-- Start Supplied data --

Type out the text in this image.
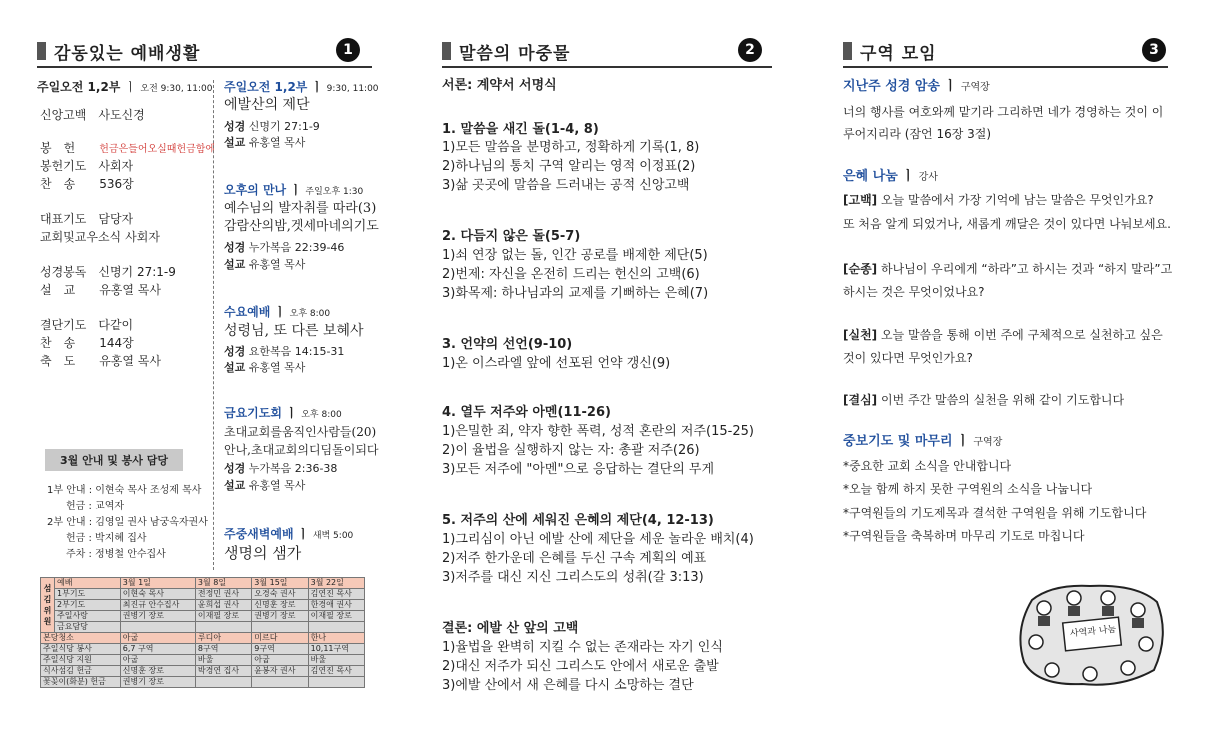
감동있는 예배생활	1
주일오전 1,2부 ㅣ 오전 9:30, 11:00
신앙고백 사도신경
봉　헌 헌금은들어오실때헌금함에
봉헌기도 사회자
찬　송 536장
대표기도 담당자
교회및교우소식 사회자
성경봉독 신명기 27:1-9
설　교 유홍열 목사
결단기도 다같이
찬　송 144장
축　도 유홍열 목사
주일오전 1,2부 ㅣ 9:30, 11:00
에발산의 제단
성경 신명기 27:1-9
설교 유홍열 목사
오후의 만나 ㅣ 주일오후 1:30
예수님의 발자취를 따라(3)
감람산의밤,겟세마네의기도
성경 누가복음 22:39-46
설교 유홍열 목사
수요예배 ㅣ 오후 8:00
성령님, 또 다른 보혜사
성경 요한복음 14:15-31
설교 유홍열 목사
금요기도회 ㅣ 오후 8:00
초대교회를움직인사람들(20)
안나,초대교회의디딤돌이되다
성경 누가복음 2:36-38
설교 유홍열 목사
주중새벽예배 ㅣ 새벽 5:00
생명의 샘가
3월 안내 및 봉사 담당
1부 안내 : 이현숙 목사 조성제 목사
헌금 : 교역자
2부 안내 : 김영일 권사 남궁옥자권사
헌금 : 박지혜 집사
주차 : 정병철 안수집사
섬김위원	예배	3월 1일	3월 8일	3월 15일	3월 22일
	1부기도	이현숙 목사	전정민 권사	오경숙 권사	김연진 목사
	2부기도	최진규 안수집사	윤희섭 권사	신명훈 장로	한경애 권사
	주일사랑	권병기 장로	이재필 장로	권병기 장로	이재필 장로
	금요담당				
본당청소		아굽	루디아	미르다	한나
주일식당 봉사		6,7 구역	8구역	9구역	10,11구역
주일식당 지원		아굽	바울	아굽	바울
식사섬김 헌금		신명훈 장로	박경연 집사	윤봉자 권사	김연진 목사
꽃꽂이(화분) 헌금		권병기 장로			
말씀의 마중물	2
서론: 계약서 서명식
1. 말씀을 새긴 돌(1-4, 8)
1)모든 말씀을 분명하고, 정확하게 기록(1, 8)
2)하나님의 통치 구역 알리는 영적 이정표(2)
3)삶 곳곳에 말씀을 드러내는 공적 신앙고백
2. 다듬지 않은 돌(5-7)
1)쇠 연장 없는 돌, 인간 공로를 배제한 제단(5)
2)번제: 자신을 온전히 드리는 헌신의 고백(6)
3)화목제: 하나님과의 교제를 기뻐하는 은혜(7)
3. 언약의 선언(9-10)
1)온 이스라엘 앞에 선포된 언약 갱신(9)
4. 열두 저주와 아멘(11-26)
1)은밀한 죄, 약자 향한 폭력, 성적 혼란의 저주(15-25)
2)이 율법을 실행하지 않는 자: 총괄 저주(26)
3)모든 저주에 "아멘"으로 응답하는 결단의 무게
5. 저주의 산에 세워진 은혜의 제단(4, 12-13)
1)그리심이 아닌 에발 산에 제단을 세운 놀라운 배치(4)
2)저주 한가운데 은혜를 두신 구속 계획의 예표
3)저주를 대신 지신 그리스도의 성취(갈 3:13)
결론: 에발 산 앞의 고백
1)율법을 완벽히 지킬 수 없는 존재라는 자기 인식
2)대신 저주가 되신 그리스도 안에서 새로운 출발
3)에발 산에서 새 은혜를 다시 소망하는 결단
구역 모임	3
지난주 성경 암송 ㅣ 구역장
너의 행사를 여호와께 맡기라 그리하면 네가 경영하는 것이 이
루어지리라 (잠언 16장 3절)
은혜 나눔 ㅣ 강사
[고백] 오늘 말씀에서 가장 기억에 남는 말씀은 무엇인가요?
또 처음 알게 되었거나, 새롭게 깨달은 것이 있다면 나눠보세요.
[순종] 하나님이 우리에게 “하라”고 하시는 것과 “하지 말라”고
하시는 것은 무엇이었나요?
[실천] 오늘 말씀을 통해 이번 주에 구체적으로 실천하고 싶은
것이 있다면 무엇인가요?
[결심] 이번 주간 말씀의 실천을 위해 같이 기도합니다
중보기도 및 마무리 ㅣ 구역장
*중요한 교회 소식을 안내합니다
*오늘 함께 하지 못한 구역원의 소식을 나눕니다
*구역원들의 기도제목과 결석한 구역원을 위해 기도합니다
*구역원들을 축복하며 마무리 기도로 마칩니다
사역과 나눔
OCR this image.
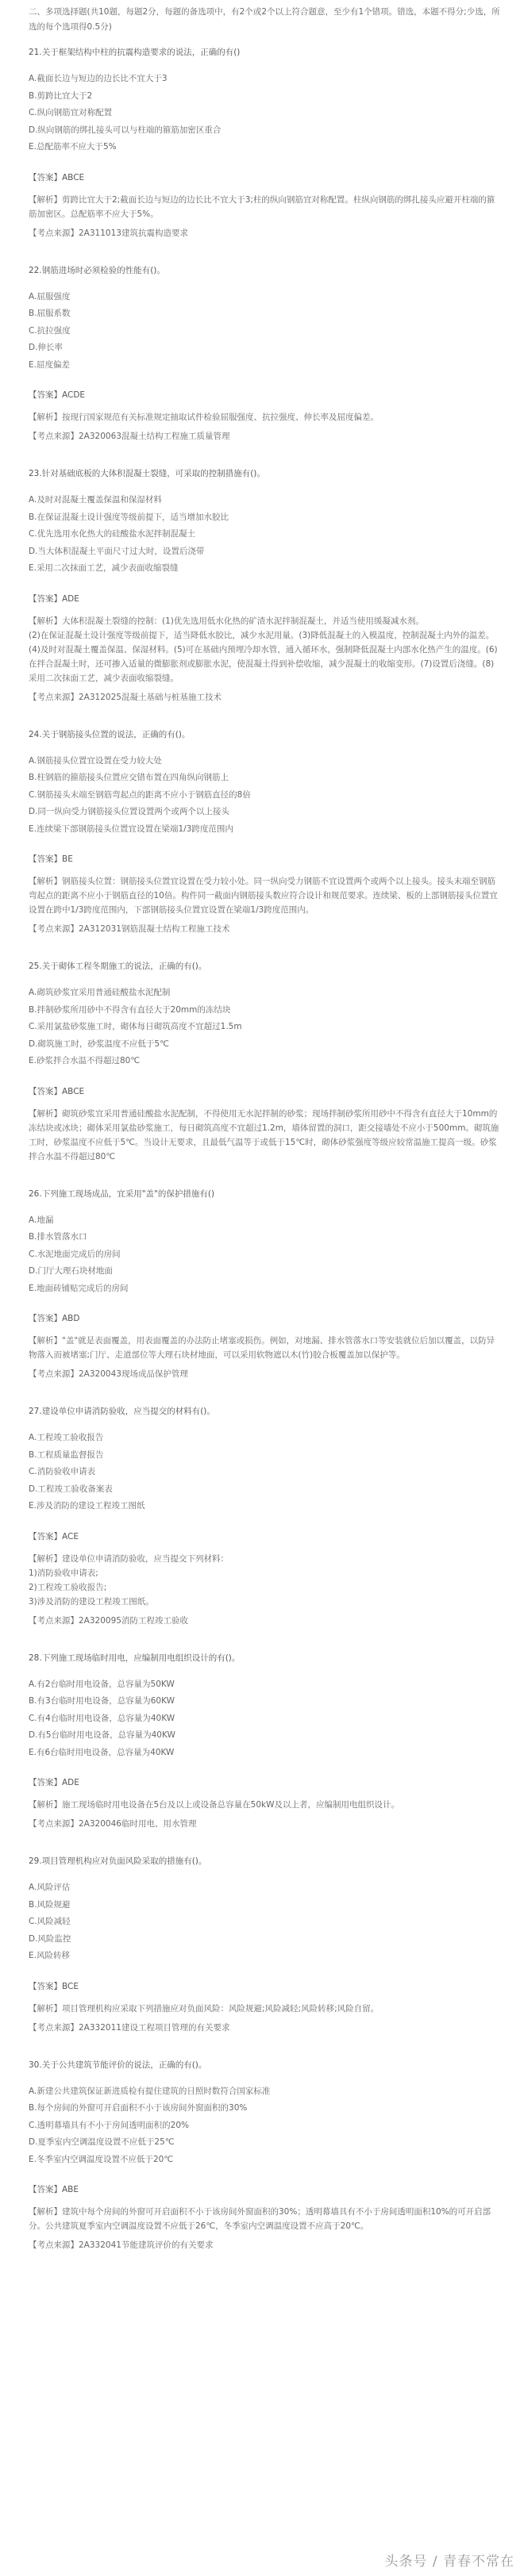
二、多项选择题(共10题，每题2分，每题的备选项中，有2个或2个以上符合题意，至少有1个错项。错选，本题不得分;少选，所选的每个选项得0.5分)

21.关于框架结构中柱的抗震构造要求的说法，正确的有()

A.截面长边与短边的边长比不宜大于3

B.剪跨比宜大于2

C.纵向钢筋宜对称配置

D.纵向钢筋的绑扎接头可以与柱端的箍筋加密区重合

E.总配筋率不应大于5%

【答案】ABCE

【解析】剪跨比宜大于2;截面长边与短边的边长比不宜大于3;柱的纵向钢筋宜对称配置。柱纵向钢筋的绑扎接头应避开柱端的箍筋加密区。总配筋率不应大于5%。

【考点来源】2A311013建筑抗震构造要求

22.钢筋进场时必须检验的性能有()。

A.屈服强度

B.屈服系数

C.抗拉强度

D.伸长率

E.屈度偏差

【答案】ACDE

【解析】按现行国家规范有关标准规定抽取试件检验屈服强度、抗拉强度、伸长率及屈度偏差。

【考点来源】2A320063混凝土结构工程施工质量管理

23.针对基础底板的大体积混凝土裂缝，可采取的控制措施有()。

A.及时对混凝土覆盖保温和保湿材料

B.在保证混凝土设计强度等级前提下，适当增加水胶比

C.优先选用水化热大的硅酸盐水泥拌制混凝土

D.当大体积混凝土平面尺寸过大时，设置后浇带

E.采用二次抹面工艺，减少表面收缩裂缝

【答案】ADE

【解析】大体积混凝土裂缝的控制：(1)优先选用低水化热的矿渣水泥拌制混凝土，并适当使用缓凝减水剂。

(2)在保证混凝土设计强度等级前提下，适当降低水胶比，减少水泥用量。(3)降低混凝土的入模温度，控制混凝土内外的温差。(4)及时对混凝土覆盖保温、保湿材料。(5)可在基础内预埋冷却水管，通入循环水，强制降低混凝土内部水化热产生的温度。(6)在拌合混凝土时，还可掺入适量的微膨胀剂或膨胀水泥，使混凝土得到补偿收缩，减少混凝土的收缩变形。(7)设置后浇缝。(8)采用二次抹面工艺，减少表面收缩裂缝。

【考点来源】2A312025混凝土基础与桩基施工技术

24.关于钢筋接头位置的说法，正确的有()。

A.钢筋接头位置宜设置在受力较大处

B.柱钢筋的箍筋接头位置应交错布置在四角纵向钢筋上

C.钢筋接头末端至钢筋弯起点的距离不应小于钢筋直径的8倍

D.同一纵向受力钢筋接头位置设置两个或两个以上接头

E.连续梁下部钢筋接头位置宜设置在梁端1/3跨度范围内

【答案】BE

【解析】钢筋接头位置：钢筋接头位置宜设置在受力较小处。同一纵向受力钢筋不宜设置两个或两个以上接头。接头末端至钢筋弯起点的距离不应小于钢筋直径的10倍。构件同一截面内钢筋接头数应符合设计和规范要求。连续梁、板的上部钢筋接头位置宜设置在跨中1/3跨度范围内，下部钢筋接头位置宜设置在梁端1/3跨度范围内。

【考点来源】2A312031钢筋混凝土结构工程施工技术

25.关于砌体工程冬期施工的说法，正确的有()。

A.砌筑砂浆宜采用普通硅酸盐水泥配制

B.拌制砂浆所用砂中不得含有直径大于20mm的冻结块

C.采用氯盐砂浆施工时，砌体每日砌筑高度不宜超过1.5m

D.砌筑施工时，砂浆温度不应低于5℃

E.砂浆拌合水温不得超过80℃

【答案】ABCE

【解析】砌筑砂浆宜采用普通硅酸盐水泥配制，不得使用无水泥拌制的砂浆；现场拌制砂浆所用砂中不得含有直径大于10mm的冻结块或冰块；砌体采用氯盐砂浆施工，每日砌筑高度不宜超过1.2m，墙体留置的洞口，距交接墙处不应小于500mm。砌筑施工时，砂浆温度不应低于5℃。当设计无要求，且最低气温等于或低于15℃时，砌体砂浆强度等级应较常温施工提高一级。砂浆拌合水温不得超过80℃

26.下列施工现场成品，宜采用"盖"的保护措施有()

A.地漏

B.排水管落水口

C.水泥地面完成后的房间

D.门厅大理石块材地面

E.地面砖铺贴完成后的房间

【答案】ABD

【解析】"盖"就是表面覆盖，用表面覆盖的办法防止堵塞或损伤。例如，对地漏、排水管落水口等安装就位后加以覆盖，以防异物落入而被堵塞;门厅、走道部位等大理石块材地面，可以采用软物遮以木(竹)胶合板覆盖加以保护等。

【考点来源】2A320043现场成品保护管理

27.建设单位申请消防验收，应当提交的材料有()。

A.工程竣工验收报告

B.工程质量监督报告

C.消防验收申请表

D.工程竣工验收备案表

E.涉及消防的建设工程竣工图纸

【答案】ACE

【解析】建设单位申请消防验收，应当提交下列材料：

1)消防验收申请表;

2)工程竣工验收报告;

3)涉及消防的建设工程竣工图纸。

【考点来源】2A320095消防工程竣工验收

28.下列施工现场临时用电，应编制用电组织设计的有()。

A.有2台临时用电设备，总容量为50KW

B.有3台临时用电设备，总容量为60KW

C.有4台临时用电设备，总容量为40KW

D.有5台临时用电设备，总容量为40KW

E.有6台临时用电设备，总容量为40KW

【答案】ADE

【解析】施工现场临时用电设备在5台及以上或设备总容量在50kW及以上者，应编制用电组织设计。

【考点来源】2A320046临时用电、用水管理

29.项目管理机构应对负面风险采取的措施有()。

A.风险评估

B.风险规避

C.风险减轻

D.风险监控

E.风险转移

【答案】BCE

【解析】项目管理机构应采取下列措施应对负面风险：风险规避;风险减轻;风险转移;风险自留。

【考点来源】2A332011建设工程项目管理的有关要求

30.关于公共建筑节能评价的说法，正确的有()。

A.新建公共建筑保证新进质检有提住建筑的日照时数符合国家标准

B.每个房间的外窗可开启面积不小于该房间外窗面积的30%

C.透明幕墙具有不小于房间透明面积的20%

D.夏季室内空调温度设置不应低于25℃

E.冬季室内空调温度设置不应低于20℃

【答案】ABE

【解析】建筑中每个房间的外窗可开启面积不小于该房间外窗面积的30%；透明幕墙具有不小于房间透明面积10%的可开启部分。公共建筑夏季室内空调温度设置不应低于26℃，冬季室内空调温度设置不应高于20℃。

【考点来源】2A332041节能建筑评价的有关要求

头条号 / 青春不常在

-- End Supplied data --

Tally up the lines in the records containing the word "주일식당", then give the count and nothing else.

• _Full answer_
2